EXERCISE BRIEF = The records below should be written out again, exactly.

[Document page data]
========================

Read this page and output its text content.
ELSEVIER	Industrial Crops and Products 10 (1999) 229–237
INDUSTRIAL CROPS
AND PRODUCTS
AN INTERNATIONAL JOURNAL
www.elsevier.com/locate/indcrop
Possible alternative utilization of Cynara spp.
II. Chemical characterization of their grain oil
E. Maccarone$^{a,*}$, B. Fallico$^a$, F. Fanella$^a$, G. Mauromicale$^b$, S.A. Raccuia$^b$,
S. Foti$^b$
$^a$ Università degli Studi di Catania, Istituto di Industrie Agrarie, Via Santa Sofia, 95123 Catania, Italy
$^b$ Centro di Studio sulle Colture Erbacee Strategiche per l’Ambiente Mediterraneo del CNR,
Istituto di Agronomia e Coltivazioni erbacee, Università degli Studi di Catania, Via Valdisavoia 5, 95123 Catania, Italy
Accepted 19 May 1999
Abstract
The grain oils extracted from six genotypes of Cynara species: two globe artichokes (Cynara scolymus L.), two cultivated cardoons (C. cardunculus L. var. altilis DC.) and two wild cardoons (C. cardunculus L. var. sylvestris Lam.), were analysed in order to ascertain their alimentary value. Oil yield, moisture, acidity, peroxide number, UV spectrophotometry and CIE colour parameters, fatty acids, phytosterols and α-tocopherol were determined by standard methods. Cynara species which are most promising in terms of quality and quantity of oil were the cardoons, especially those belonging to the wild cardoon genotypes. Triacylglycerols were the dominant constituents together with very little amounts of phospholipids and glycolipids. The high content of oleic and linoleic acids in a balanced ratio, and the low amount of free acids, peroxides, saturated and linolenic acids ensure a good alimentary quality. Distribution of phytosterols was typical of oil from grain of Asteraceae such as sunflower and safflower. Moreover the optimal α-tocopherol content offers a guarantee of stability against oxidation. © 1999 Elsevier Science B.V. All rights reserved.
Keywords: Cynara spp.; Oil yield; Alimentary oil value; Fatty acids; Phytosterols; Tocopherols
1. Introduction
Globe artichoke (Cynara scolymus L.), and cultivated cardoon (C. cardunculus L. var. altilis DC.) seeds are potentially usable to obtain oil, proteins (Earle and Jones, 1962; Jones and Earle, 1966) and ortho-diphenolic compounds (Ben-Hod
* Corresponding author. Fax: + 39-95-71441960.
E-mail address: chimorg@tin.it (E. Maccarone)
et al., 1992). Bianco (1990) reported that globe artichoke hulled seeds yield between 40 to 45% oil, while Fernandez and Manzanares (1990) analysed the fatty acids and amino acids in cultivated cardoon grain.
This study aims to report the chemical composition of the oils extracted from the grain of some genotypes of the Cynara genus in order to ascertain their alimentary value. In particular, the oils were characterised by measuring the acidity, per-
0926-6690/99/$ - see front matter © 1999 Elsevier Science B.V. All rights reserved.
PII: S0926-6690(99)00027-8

========================

REPLY TO THE TASK =
Read this page and output its text content.
ELSEVIER	Industrial Crops and Products 10 (1999) 229–237
INDUSTRIAL CROPS
AND PRODUCTS
AN INTERNATIONAL JOURNAL
www.elsevier.com/locate/indcrop
Possible alternative utilization of Cynara spp.
II. Chemical characterization of their grain oil
E. Maccarone$^{a,*}$, B. Fallico$^a$, F. Fanella$^a$, G. Mauromicale$^b$, S.A. Raccuia$^b$,
S. Foti$^b$
$^a$ Università degli Studi di Catania, Istituto di Industrie Agrarie, Via Santa Sofia, 95123 Catania, Italy
$^b$ Centro di Studio sulle Colture Erbacee Strategiche per l’Ambiente Mediterraneo del CNR,
Istituto di Agronomia e Coltivazioni erbacee, Università degli Studi di Catania, Via Valdisavoia 5, 95123 Catania, Italy
Accepted 19 May 1999
Abstract
The grain oils extracted from six genotypes of Cynara species: two globe artichokes (Cynara scolymus L.), two cultivated cardoons (C. cardunculus L. var. altilis DC.) and two wild cardoons (C. cardunculus L. var. sylvestris Lam.), were analysed in order to ascertain their alimentary value. Oil yield, moisture, acidity, peroxide number, UV spectrophotometry and CIE colour parameters, fatty acids, phytosterols and α-tocopherol were determined by standard methods. Cynara species which are most promising in terms of quality and quantity of oil were the cardoons, especially those belonging to the wild cardoon genotypes. Triacylglycerols were the dominant constituents together with very little amounts of phospholipids and glycolipids. The high content of oleic and linoleic acids in a balanced ratio, and the low amount of free acids, peroxides, saturated and linolenic acids ensure a good alimentary quality. Distribution of phytosterols was typical of oil from grain of Asteraceae such as sunflower and safflower. Moreover the optimal α-tocopherol content offers a guarantee of stability against oxidation. © 1999 Elsevier Science B.V. All rights reserved.
Keywords: Cynara spp.; Oil yield; Alimentary oil value; Fatty acids; Phytosterols; Tocopherols
1. Introduction
Globe artichoke (Cynara scolymus L.), and cultivated cardoon (C. cardunculus L. var. altilis DC.) seeds are potentially usable to obtain oil, proteins (Earle and Jones, 1962; Jones and Earle, 1966) and ortho-diphenolic compounds (Ben-Hod
* Corresponding author. Fax: + 39-95-71441960.
E-mail address: chimorg@tin.it (E. Maccarone)
et al., 1992). Bianco (1990) reported that globe artichoke hulled seeds yield between 40 to 45% oil, while Fernandez and Manzanares (1990) analysed the fatty acids and amino acids in cultivated cardoon grain.
This study aims to report the chemical composition of the oils extracted from the grain of some genotypes of the Cynara genus in order to ascertain their alimentary value. In particular, the oils were characterised by measuring the acidity, per-
0926-6690/99/$ - see front matter © 1999 Elsevier Science B.V. All rights reserved.
PII: S0926-6690(99)00027-8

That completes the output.